§ **The problem**
Give the number of lines containing the word "this" and nothing more.

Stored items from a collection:
— BEGIN —
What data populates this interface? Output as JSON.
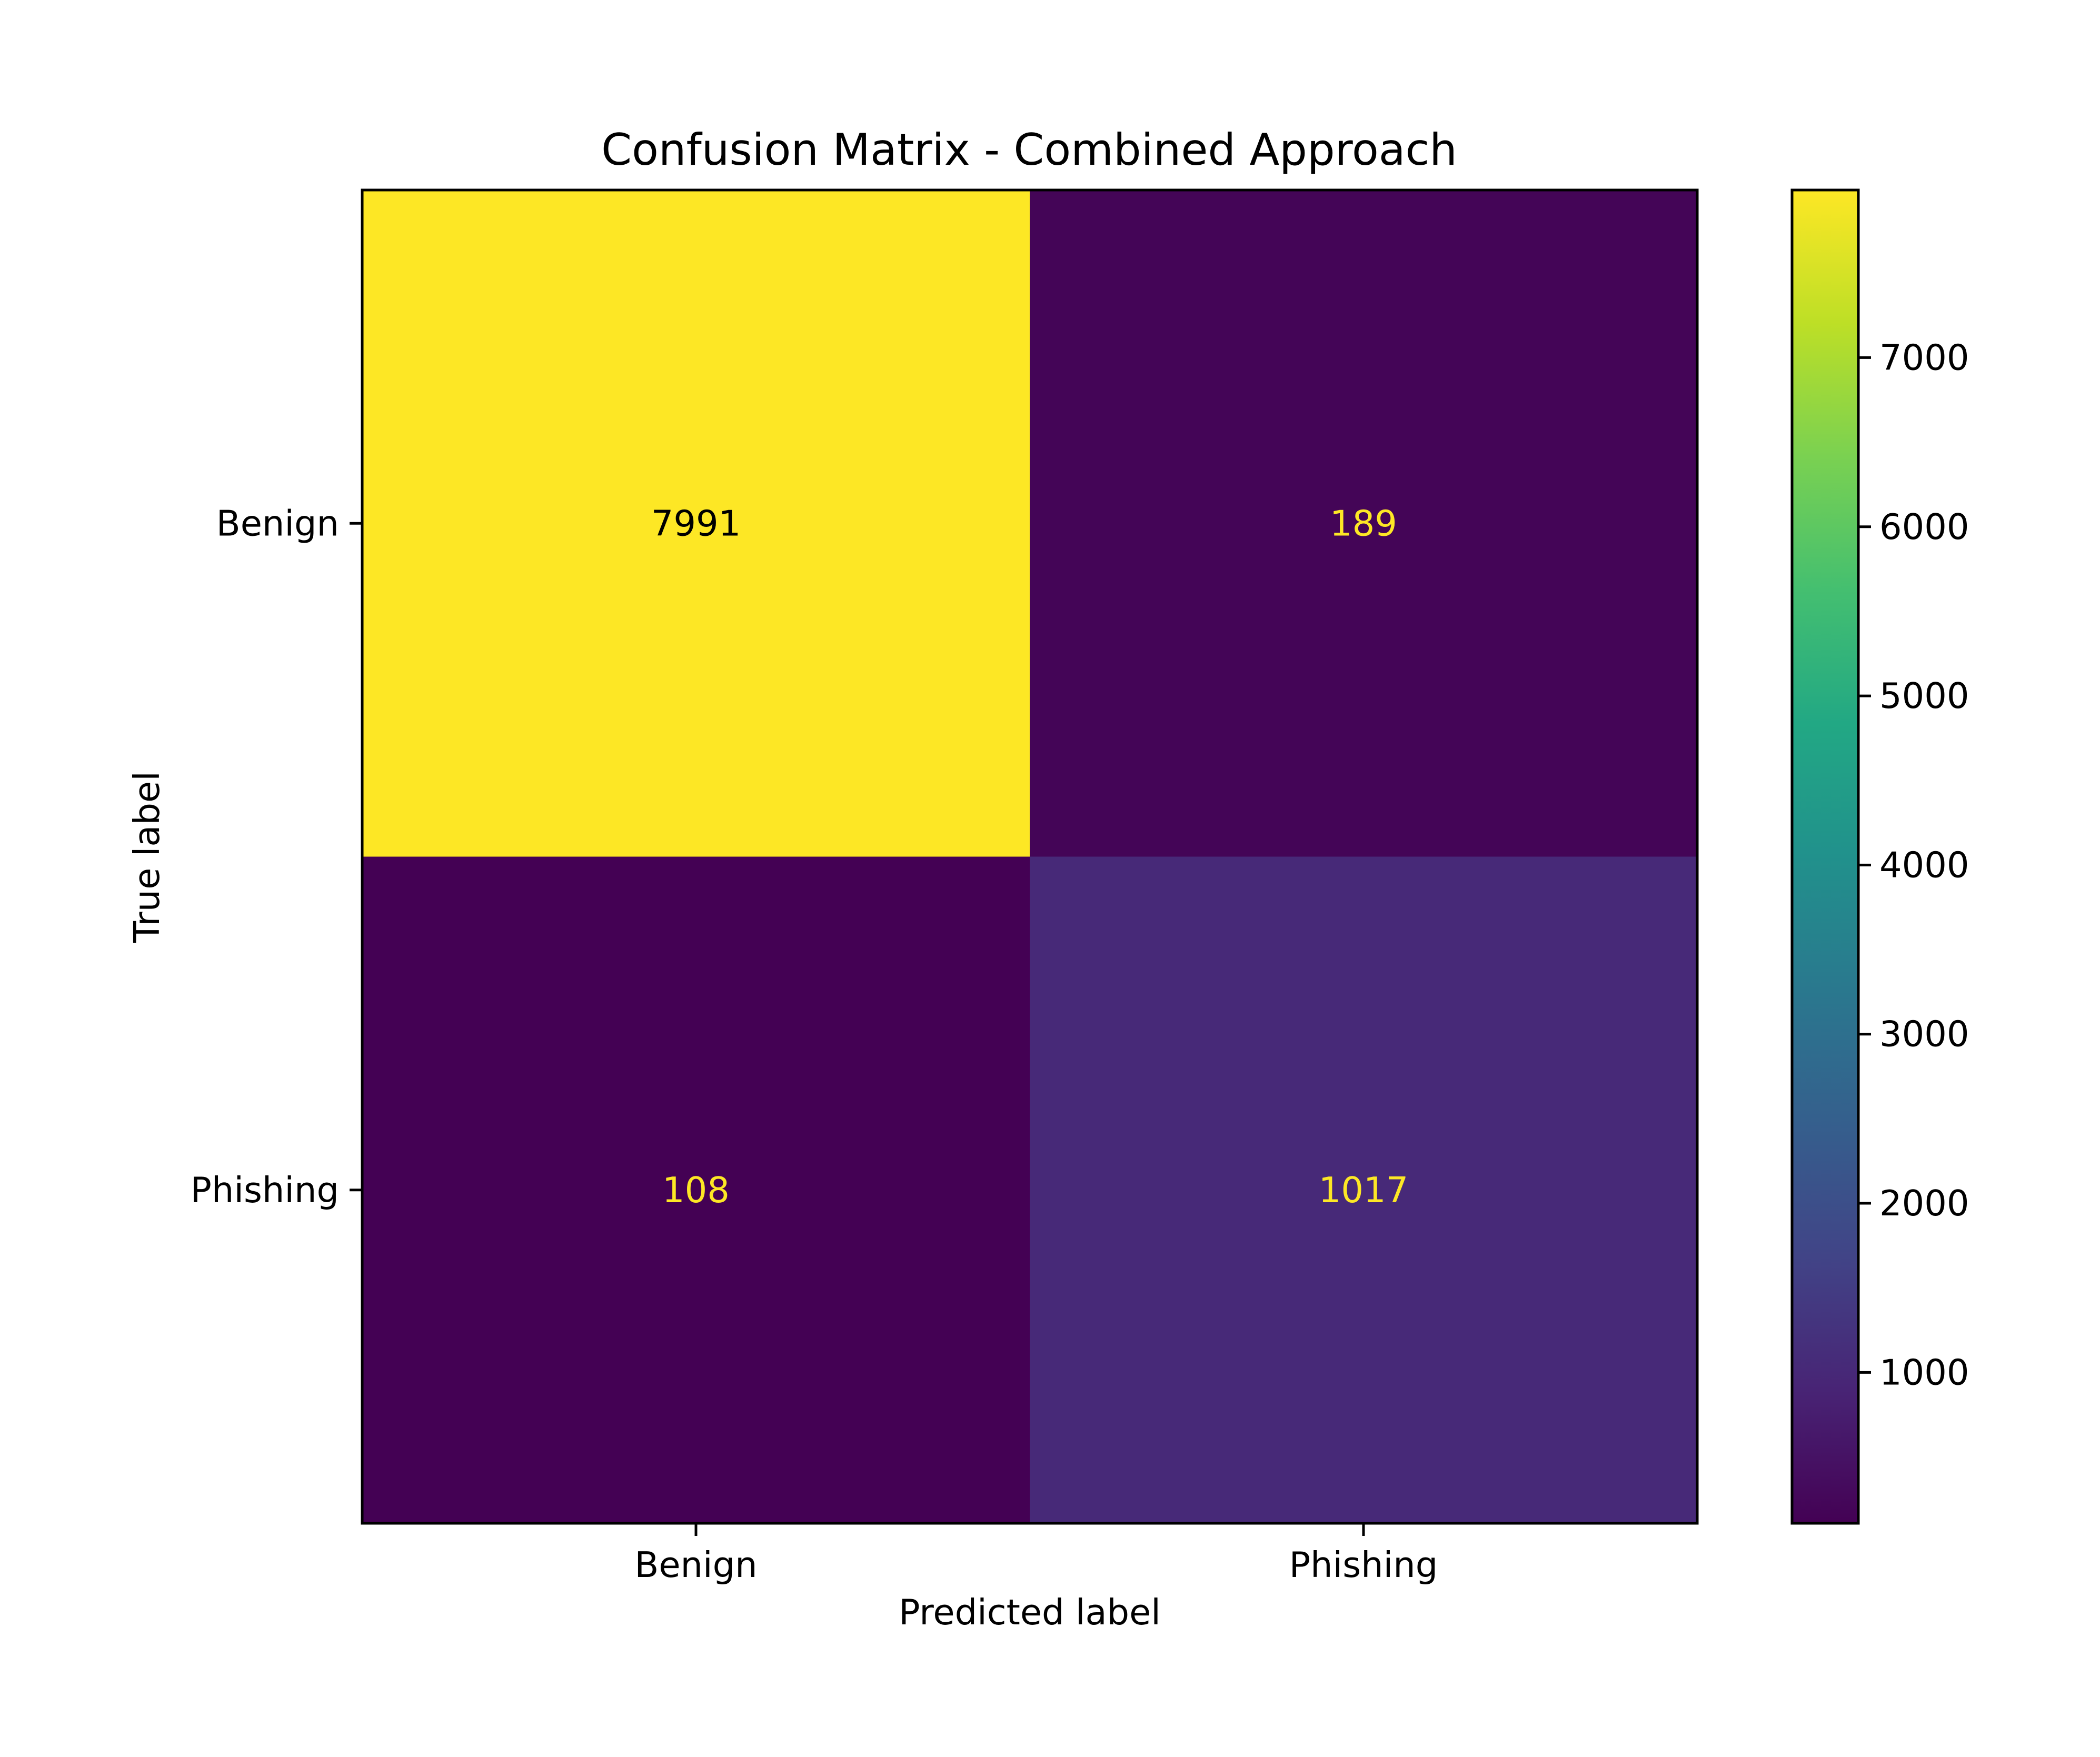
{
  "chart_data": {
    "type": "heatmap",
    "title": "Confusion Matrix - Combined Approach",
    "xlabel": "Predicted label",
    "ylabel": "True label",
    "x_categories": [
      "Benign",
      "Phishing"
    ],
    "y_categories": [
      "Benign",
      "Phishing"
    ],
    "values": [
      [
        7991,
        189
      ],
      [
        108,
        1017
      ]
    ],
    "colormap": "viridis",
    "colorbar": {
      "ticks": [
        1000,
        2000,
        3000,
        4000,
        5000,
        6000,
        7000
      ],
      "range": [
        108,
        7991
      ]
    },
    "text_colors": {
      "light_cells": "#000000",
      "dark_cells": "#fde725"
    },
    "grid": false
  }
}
— END —
— BEGIN —
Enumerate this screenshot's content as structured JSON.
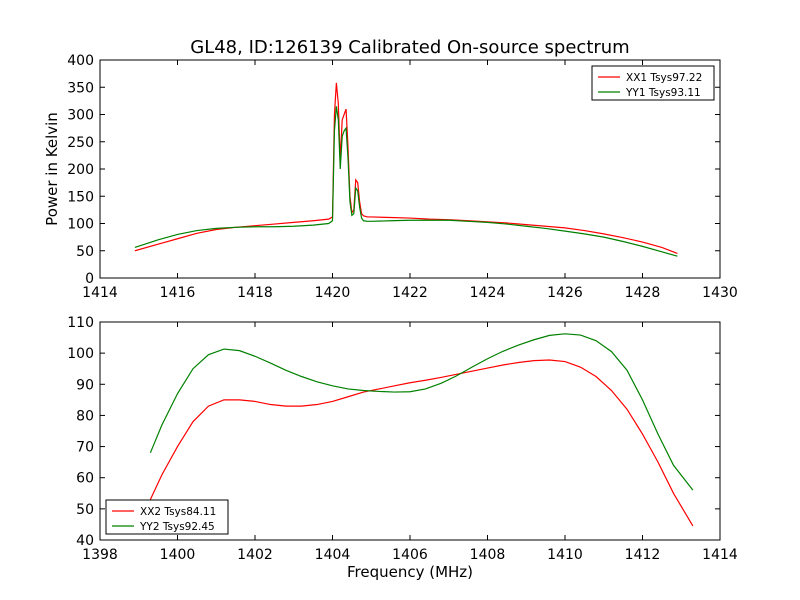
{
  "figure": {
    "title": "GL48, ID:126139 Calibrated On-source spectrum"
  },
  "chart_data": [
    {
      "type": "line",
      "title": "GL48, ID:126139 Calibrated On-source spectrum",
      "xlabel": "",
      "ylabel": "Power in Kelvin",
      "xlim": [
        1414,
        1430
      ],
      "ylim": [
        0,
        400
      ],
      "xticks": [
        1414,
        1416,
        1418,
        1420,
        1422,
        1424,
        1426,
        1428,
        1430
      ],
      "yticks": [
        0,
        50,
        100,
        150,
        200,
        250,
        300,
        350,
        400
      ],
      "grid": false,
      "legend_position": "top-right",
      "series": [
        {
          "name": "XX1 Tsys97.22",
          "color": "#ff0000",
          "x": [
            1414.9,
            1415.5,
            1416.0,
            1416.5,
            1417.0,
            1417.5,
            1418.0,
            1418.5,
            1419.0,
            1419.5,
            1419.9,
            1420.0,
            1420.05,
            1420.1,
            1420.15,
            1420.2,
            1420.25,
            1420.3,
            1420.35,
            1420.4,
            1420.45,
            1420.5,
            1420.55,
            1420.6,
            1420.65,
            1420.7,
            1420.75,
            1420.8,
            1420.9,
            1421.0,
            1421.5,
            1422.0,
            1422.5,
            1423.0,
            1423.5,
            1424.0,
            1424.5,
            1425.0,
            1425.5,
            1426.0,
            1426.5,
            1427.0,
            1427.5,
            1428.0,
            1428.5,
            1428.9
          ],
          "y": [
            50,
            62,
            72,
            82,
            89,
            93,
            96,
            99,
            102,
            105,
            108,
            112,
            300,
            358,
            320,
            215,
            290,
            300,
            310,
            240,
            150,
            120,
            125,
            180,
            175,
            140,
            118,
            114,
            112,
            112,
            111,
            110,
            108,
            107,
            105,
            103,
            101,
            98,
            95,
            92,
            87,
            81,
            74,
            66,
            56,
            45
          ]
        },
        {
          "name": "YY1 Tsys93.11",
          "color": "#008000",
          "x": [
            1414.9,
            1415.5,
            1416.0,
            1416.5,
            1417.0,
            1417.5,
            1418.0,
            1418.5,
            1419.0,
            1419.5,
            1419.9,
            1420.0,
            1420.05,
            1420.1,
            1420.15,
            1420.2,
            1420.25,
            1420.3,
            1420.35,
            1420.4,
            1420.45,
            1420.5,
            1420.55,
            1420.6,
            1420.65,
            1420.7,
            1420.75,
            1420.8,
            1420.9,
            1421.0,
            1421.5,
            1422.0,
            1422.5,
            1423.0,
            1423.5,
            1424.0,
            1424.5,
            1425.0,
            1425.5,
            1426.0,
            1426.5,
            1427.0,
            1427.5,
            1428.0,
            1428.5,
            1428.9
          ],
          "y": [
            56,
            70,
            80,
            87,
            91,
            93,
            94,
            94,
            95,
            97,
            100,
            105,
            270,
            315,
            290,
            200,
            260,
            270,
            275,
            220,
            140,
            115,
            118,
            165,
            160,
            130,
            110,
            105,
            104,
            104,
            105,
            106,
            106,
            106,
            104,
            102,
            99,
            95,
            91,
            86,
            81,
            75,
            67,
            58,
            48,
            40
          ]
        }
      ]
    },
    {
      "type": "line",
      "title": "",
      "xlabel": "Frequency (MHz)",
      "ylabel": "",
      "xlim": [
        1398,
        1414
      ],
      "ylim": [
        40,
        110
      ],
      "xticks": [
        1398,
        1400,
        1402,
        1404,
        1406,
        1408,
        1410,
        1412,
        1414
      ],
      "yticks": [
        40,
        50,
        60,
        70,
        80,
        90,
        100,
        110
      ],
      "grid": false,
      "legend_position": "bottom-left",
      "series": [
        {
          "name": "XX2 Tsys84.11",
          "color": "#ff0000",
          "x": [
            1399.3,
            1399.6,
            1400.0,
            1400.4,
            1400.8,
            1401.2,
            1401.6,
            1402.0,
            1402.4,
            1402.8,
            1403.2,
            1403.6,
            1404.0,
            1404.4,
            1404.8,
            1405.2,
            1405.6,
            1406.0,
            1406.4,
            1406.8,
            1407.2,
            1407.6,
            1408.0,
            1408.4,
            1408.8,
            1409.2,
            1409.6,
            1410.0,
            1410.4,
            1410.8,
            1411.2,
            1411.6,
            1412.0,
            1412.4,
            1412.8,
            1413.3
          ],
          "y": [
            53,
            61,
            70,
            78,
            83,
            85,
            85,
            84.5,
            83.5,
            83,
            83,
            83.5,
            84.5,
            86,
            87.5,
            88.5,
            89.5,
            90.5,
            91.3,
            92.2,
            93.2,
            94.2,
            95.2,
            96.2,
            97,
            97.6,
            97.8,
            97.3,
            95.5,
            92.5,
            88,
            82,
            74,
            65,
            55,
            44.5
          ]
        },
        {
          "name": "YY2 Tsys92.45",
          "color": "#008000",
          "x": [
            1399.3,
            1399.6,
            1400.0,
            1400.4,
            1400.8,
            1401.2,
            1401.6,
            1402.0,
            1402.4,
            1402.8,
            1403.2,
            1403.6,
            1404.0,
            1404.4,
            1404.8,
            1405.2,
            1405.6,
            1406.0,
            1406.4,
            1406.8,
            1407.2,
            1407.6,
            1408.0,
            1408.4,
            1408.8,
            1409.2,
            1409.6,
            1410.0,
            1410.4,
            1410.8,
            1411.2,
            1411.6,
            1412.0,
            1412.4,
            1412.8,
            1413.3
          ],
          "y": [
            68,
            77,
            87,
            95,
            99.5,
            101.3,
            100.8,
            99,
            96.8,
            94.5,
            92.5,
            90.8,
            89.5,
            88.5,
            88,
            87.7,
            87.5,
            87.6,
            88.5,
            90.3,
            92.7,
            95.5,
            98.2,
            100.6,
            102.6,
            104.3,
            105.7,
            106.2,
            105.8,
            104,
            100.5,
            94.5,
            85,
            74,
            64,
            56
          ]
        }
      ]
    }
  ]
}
— END —
— BEGIN —
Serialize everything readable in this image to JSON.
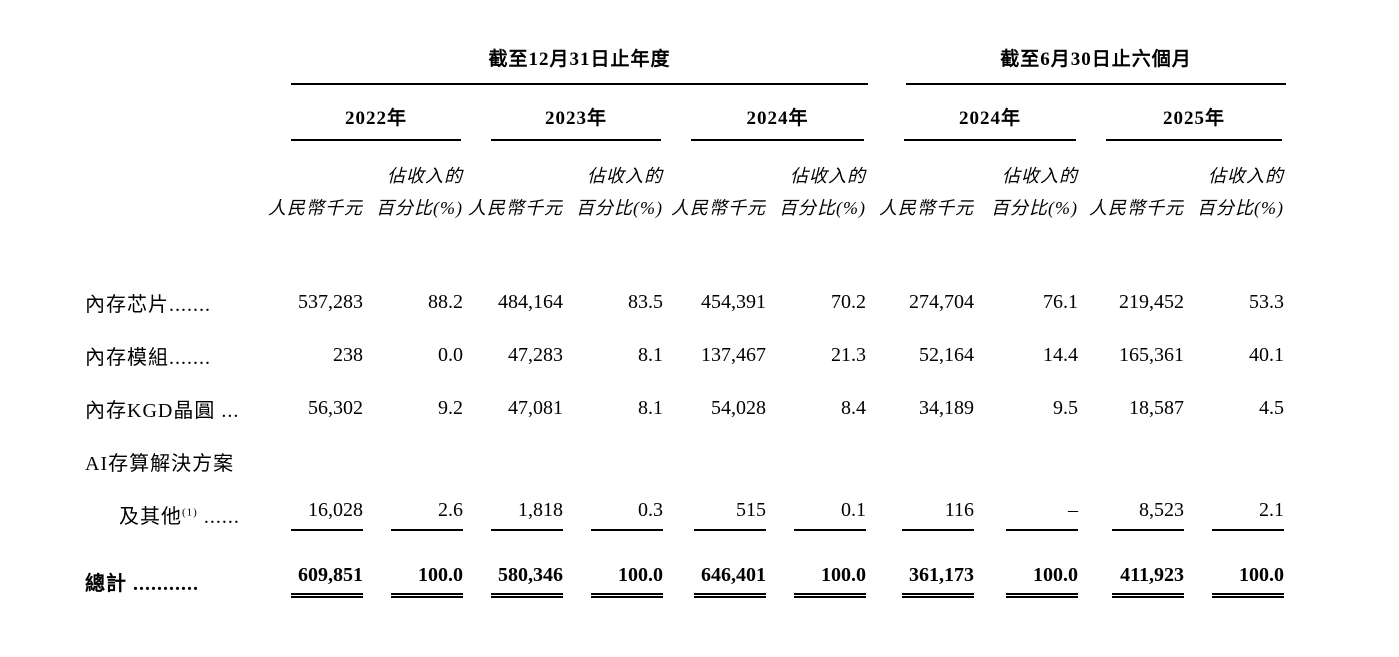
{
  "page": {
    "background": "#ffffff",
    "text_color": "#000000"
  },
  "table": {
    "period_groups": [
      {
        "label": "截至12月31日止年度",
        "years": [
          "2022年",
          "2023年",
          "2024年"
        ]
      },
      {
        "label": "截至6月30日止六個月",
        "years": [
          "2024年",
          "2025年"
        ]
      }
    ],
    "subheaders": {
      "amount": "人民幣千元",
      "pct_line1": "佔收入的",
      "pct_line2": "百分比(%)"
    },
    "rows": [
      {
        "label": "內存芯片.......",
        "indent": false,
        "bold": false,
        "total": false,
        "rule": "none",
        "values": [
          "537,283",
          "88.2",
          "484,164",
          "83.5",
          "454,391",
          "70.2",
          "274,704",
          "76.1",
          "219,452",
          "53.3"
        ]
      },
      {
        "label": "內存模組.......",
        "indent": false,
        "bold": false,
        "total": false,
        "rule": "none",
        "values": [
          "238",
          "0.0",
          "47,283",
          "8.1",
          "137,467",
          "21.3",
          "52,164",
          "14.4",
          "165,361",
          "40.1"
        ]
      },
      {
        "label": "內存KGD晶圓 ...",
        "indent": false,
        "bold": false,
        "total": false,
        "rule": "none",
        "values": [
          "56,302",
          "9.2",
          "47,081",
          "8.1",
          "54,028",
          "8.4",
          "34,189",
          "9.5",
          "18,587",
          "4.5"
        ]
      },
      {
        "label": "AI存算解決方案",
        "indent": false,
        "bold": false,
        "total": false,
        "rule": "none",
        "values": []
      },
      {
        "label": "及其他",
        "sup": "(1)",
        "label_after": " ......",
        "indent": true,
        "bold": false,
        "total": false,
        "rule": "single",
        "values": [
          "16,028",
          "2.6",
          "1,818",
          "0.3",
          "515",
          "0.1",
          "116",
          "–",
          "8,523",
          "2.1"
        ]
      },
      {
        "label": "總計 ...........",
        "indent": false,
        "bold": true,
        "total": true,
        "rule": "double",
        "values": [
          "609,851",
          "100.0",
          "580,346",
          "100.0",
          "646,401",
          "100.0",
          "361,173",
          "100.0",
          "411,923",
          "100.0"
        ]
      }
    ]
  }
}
— END —
§ **Solution below**
3